Please copy all of the material below line for line, changing nothing.

Annotated listings of elements:
• • • •
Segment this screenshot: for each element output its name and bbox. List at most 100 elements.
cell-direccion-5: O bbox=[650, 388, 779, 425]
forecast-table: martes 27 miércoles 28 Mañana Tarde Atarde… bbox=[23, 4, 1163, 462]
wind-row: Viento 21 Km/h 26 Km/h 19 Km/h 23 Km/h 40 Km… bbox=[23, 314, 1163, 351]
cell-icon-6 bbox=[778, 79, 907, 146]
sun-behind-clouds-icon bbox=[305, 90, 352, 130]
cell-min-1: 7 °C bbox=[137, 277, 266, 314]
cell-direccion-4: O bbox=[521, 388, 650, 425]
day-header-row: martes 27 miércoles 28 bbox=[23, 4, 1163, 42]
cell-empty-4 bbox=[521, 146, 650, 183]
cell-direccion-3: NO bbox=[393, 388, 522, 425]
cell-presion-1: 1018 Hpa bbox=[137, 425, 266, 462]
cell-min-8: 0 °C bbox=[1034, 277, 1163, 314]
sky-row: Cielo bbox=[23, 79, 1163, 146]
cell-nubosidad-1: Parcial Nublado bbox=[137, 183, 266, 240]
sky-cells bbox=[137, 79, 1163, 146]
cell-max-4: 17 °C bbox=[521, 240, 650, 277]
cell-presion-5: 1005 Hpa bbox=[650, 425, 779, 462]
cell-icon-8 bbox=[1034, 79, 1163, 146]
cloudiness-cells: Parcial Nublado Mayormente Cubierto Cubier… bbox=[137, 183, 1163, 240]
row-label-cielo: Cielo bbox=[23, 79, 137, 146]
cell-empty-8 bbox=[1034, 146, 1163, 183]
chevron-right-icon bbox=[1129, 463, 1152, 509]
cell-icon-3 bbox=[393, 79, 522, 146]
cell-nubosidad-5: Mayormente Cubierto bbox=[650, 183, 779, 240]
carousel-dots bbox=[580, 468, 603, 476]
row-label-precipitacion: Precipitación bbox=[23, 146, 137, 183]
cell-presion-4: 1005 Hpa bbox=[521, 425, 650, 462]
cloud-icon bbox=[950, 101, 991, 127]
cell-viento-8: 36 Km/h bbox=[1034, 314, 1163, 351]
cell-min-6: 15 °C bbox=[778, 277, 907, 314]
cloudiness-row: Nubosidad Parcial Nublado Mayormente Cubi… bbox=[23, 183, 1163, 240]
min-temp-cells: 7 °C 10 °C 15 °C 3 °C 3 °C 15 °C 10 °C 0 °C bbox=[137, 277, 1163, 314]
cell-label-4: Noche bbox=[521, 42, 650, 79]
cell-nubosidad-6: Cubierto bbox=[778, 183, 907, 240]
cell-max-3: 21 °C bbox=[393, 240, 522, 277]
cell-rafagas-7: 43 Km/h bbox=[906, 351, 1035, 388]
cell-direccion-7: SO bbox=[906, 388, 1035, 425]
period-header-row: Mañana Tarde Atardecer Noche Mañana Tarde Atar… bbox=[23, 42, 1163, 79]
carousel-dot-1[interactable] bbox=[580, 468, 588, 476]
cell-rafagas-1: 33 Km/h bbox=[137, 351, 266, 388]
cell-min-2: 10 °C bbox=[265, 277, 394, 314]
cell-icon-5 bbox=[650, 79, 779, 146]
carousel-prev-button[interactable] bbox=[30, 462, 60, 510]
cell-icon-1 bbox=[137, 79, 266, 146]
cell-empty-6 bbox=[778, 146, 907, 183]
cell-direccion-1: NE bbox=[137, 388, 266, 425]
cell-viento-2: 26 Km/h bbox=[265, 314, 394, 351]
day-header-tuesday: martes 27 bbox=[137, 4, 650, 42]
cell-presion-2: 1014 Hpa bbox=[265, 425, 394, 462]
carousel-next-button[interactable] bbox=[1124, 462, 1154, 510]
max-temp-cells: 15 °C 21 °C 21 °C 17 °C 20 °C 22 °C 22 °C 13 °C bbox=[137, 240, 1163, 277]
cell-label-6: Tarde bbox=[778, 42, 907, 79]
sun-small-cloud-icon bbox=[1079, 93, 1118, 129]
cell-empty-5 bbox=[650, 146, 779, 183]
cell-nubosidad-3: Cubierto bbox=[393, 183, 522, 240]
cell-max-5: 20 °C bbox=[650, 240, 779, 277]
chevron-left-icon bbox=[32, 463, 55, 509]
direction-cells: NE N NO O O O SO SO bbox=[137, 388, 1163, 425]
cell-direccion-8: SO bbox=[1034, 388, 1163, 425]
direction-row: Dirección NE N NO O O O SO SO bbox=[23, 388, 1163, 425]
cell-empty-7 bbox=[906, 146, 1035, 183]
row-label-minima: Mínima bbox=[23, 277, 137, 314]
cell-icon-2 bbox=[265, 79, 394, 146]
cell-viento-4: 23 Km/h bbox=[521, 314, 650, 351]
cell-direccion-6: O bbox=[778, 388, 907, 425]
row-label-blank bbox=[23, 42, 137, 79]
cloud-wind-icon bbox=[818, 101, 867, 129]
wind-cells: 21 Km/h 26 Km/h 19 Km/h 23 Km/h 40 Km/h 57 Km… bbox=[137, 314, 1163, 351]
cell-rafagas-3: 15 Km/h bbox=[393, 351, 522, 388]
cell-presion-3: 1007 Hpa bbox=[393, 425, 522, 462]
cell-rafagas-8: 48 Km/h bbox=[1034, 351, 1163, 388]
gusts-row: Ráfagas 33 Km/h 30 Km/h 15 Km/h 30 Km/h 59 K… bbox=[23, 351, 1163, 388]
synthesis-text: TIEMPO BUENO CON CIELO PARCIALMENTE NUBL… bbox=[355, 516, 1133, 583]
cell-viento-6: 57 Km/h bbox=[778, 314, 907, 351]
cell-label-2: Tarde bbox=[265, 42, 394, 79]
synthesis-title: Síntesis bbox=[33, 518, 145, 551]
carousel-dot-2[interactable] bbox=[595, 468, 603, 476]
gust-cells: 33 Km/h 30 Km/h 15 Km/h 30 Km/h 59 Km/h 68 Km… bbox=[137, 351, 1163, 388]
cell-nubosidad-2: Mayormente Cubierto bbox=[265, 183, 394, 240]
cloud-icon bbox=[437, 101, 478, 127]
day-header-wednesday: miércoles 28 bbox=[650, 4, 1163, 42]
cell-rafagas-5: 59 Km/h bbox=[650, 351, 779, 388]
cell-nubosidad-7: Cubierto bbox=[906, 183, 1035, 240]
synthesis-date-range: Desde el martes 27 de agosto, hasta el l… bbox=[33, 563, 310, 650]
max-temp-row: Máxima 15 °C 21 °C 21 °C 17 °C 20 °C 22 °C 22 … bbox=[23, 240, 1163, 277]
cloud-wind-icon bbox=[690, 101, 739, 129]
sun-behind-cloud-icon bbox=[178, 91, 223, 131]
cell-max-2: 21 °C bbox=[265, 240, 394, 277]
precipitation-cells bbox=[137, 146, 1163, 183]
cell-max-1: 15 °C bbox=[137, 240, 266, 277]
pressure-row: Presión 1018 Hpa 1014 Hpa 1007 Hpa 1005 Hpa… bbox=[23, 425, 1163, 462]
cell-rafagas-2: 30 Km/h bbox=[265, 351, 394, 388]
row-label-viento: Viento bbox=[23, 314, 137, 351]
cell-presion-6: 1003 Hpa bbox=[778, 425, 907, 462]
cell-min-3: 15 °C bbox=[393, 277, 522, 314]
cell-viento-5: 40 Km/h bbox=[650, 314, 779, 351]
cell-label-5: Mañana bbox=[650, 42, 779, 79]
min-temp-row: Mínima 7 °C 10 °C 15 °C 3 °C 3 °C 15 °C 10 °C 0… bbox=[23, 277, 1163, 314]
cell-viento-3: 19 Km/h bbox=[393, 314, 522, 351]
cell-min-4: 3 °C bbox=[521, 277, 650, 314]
• • • •
Expected answer:
Segment this screenshot: for each element output its name and bbox. List at most 100 elements.
cell-direccion-5: O bbox=[650, 388, 779, 425]
forecast-table: martes 27 miércoles 28 Mañana Tarde Atarde… bbox=[23, 4, 1163, 462]
wind-row: Viento 21 Km/h 26 Km/h 19 Km/h 23 Km/h 40 Km… bbox=[23, 314, 1163, 351]
cell-icon-6 bbox=[778, 79, 907, 146]
sun-behind-clouds-icon bbox=[305, 90, 352, 130]
cell-min-1: 7 °C bbox=[137, 277, 266, 314]
cell-direccion-4: O bbox=[521, 388, 650, 425]
day-header-row: martes 27 miércoles 28 bbox=[23, 4, 1163, 42]
cell-empty-4 bbox=[521, 146, 650, 183]
cell-direccion-3: NO bbox=[393, 388, 522, 425]
cell-presion-1: 1018 Hpa bbox=[137, 425, 266, 462]
cell-min-8: 0 °C bbox=[1034, 277, 1163, 314]
sky-row: Cielo bbox=[23, 79, 1163, 146]
cell-nubosidad-1: Parcial Nublado bbox=[137, 183, 266, 240]
sky-cells bbox=[137, 79, 1163, 146]
cell-max-4: 17 °C bbox=[521, 240, 650, 277]
cell-presion-5: 1005 Hpa bbox=[650, 425, 779, 462]
cell-icon-8 bbox=[1034, 79, 1163, 146]
cloudiness-cells: Parcial Nublado Mayormente Cubierto Cubier… bbox=[137, 183, 1163, 240]
row-label-cielo: Cielo bbox=[23, 79, 137, 146]
cell-empty-8 bbox=[1034, 146, 1163, 183]
chevron-right-icon bbox=[1129, 463, 1152, 509]
cell-icon-3 bbox=[393, 79, 522, 146]
cell-nubosidad-5: Mayormente Cubierto bbox=[650, 183, 779, 240]
carousel-dots bbox=[580, 468, 603, 476]
row-label-precipitacion: Precipitación bbox=[23, 146, 137, 183]
cell-presion-4: 1005 Hpa bbox=[521, 425, 650, 462]
cloud-icon bbox=[950, 101, 991, 127]
cell-viento-8: 36 Km/h bbox=[1034, 314, 1163, 351]
cell-min-6: 15 °C bbox=[778, 277, 907, 314]
cloudiness-row: Nubosidad Parcial Nublado Mayormente Cubi… bbox=[23, 183, 1163, 240]
min-temp-cells: 7 °C 10 °C 15 °C 3 °C 3 °C 15 °C 10 °C 0 °C bbox=[137, 277, 1163, 314]
cell-label-4: Noche bbox=[521, 42, 650, 79]
cell-nubosidad-6: Cubierto bbox=[778, 183, 907, 240]
cell-max-3: 21 °C bbox=[393, 240, 522, 277]
cell-rafagas-7: 43 Km/h bbox=[906, 351, 1035, 388]
cell-direccion-7: SO bbox=[906, 388, 1035, 425]
period-header-row: Mañana Tarde Atardecer Noche Mañana Tarde Atar… bbox=[23, 42, 1163, 79]
carousel-dot-1[interactable] bbox=[580, 468, 588, 476]
cell-rafagas-1: 33 Km/h bbox=[137, 351, 266, 388]
cell-min-2: 10 °C bbox=[265, 277, 394, 314]
cell-icon-5 bbox=[650, 79, 779, 146]
carousel-prev-button[interactable] bbox=[30, 462, 60, 510]
cell-icon-1 bbox=[137, 79, 266, 146]
cell-empty-6 bbox=[778, 146, 907, 183]
cell-direccion-1: NE bbox=[137, 388, 266, 425]
cell-viento-2: 26 Km/h bbox=[265, 314, 394, 351]
day-header-tuesday: martes 27 bbox=[137, 4, 650, 42]
cell-presion-2: 1014 Hpa bbox=[265, 425, 394, 462]
carousel-next-button[interactable] bbox=[1124, 462, 1154, 510]
max-temp-cells: 15 °C 21 °C 21 °C 17 °C 20 °C 22 °C 22 °C 13 °C bbox=[137, 240, 1163, 277]
cell-label-6: Tarde bbox=[778, 42, 907, 79]
sun-small-cloud-icon bbox=[1079, 93, 1118, 129]
cell-empty-5 bbox=[650, 146, 779, 183]
cell-nubosidad-3: Cubierto bbox=[393, 183, 522, 240]
cell-max-5: 20 °C bbox=[650, 240, 779, 277]
chevron-left-icon bbox=[32, 463, 55, 509]
direction-cells: NE N NO O O O SO SO bbox=[137, 388, 1163, 425]
cell-direccion-8: SO bbox=[1034, 388, 1163, 425]
direction-row: Dirección NE N NO O O O SO SO bbox=[23, 388, 1163, 425]
cell-empty-7 bbox=[906, 146, 1035, 183]
row-label-minima: Mínima bbox=[23, 277, 137, 314]
cell-icon-2 bbox=[265, 79, 394, 146]
cell-viento-4: 23 Km/h bbox=[521, 314, 650, 351]
cell-direccion-6: O bbox=[778, 388, 907, 425]
row-label-blank bbox=[23, 42, 137, 79]
cloud-wind-icon bbox=[818, 101, 867, 129]
wind-cells: 21 Km/h 26 Km/h 19 Km/h 23 Km/h 40 Km/h 57 Km… bbox=[137, 314, 1163, 351]
cell-rafagas-3: 15 Km/h bbox=[393, 351, 522, 388]
cell-presion-3: 1007 Hpa bbox=[393, 425, 522, 462]
cell-rafagas-8: 48 Km/h bbox=[1034, 351, 1163, 388]
gusts-row: Ráfagas 33 Km/h 30 Km/h 15 Km/h 30 Km/h 59 K… bbox=[23, 351, 1163, 388]
synthesis-text: TIEMPO BUENO CON CIELO PARCIALMENTE NUBL… bbox=[355, 516, 1133, 583]
cell-viento-6: 57 Km/h bbox=[778, 314, 907, 351]
cell-label-2: Tarde bbox=[265, 42, 394, 79]
synthesis-title: Síntesis bbox=[33, 518, 145, 551]
carousel-dot-2[interactable] bbox=[595, 468, 603, 476]
gust-cells: 33 Km/h 30 Km/h 15 Km/h 30 Km/h 59 Km/h 68 Km… bbox=[137, 351, 1163, 388]
cell-nubosidad-2: Mayormente Cubierto bbox=[265, 183, 394, 240]
cloud-icon bbox=[437, 101, 478, 127]
day-header-wednesday: miércoles 28 bbox=[650, 4, 1163, 42]
cell-rafagas-5: 59 Km/h bbox=[650, 351, 779, 388]
cell-nubosidad-7: Cubierto bbox=[906, 183, 1035, 240]
synthesis-date-range: Desde el martes 27 de agosto, hasta el l… bbox=[33, 563, 310, 650]
max-temp-row: Máxima 15 °C 21 °C 21 °C 17 °C 20 °C 22 °C 22 … bbox=[23, 240, 1163, 277]
cloud-wind-icon bbox=[690, 101, 739, 129]
sun-behind-cloud-icon bbox=[178, 91, 223, 131]
cell-max-2: 21 °C bbox=[265, 240, 394, 277]
precipitation-cells bbox=[137, 146, 1163, 183]
cell-max-1: 15 °C bbox=[137, 240, 266, 277]
pressure-row: Presión 1018 Hpa 1014 Hpa 1007 Hpa 1005 Hpa… bbox=[23, 425, 1163, 462]
cell-rafagas-2: 30 Km/h bbox=[265, 351, 394, 388]
row-label-viento: Viento bbox=[23, 314, 137, 351]
cell-presion-6: 1003 Hpa bbox=[778, 425, 907, 462]
cell-min-3: 15 °C bbox=[393, 277, 522, 314]
cell-viento-5: 40 Km/h bbox=[650, 314, 779, 351]
cell-label-5: Mañana bbox=[650, 42, 779, 79]
min-temp-row: Mínima 7 °C 10 °C 15 °C 3 °C 3 °C 15 °C 10 °C 0… bbox=[23, 277, 1163, 314]
cell-viento-3: 19 Km/h bbox=[393, 314, 522, 351]
cell-min-4: 3 °C bbox=[521, 277, 650, 314]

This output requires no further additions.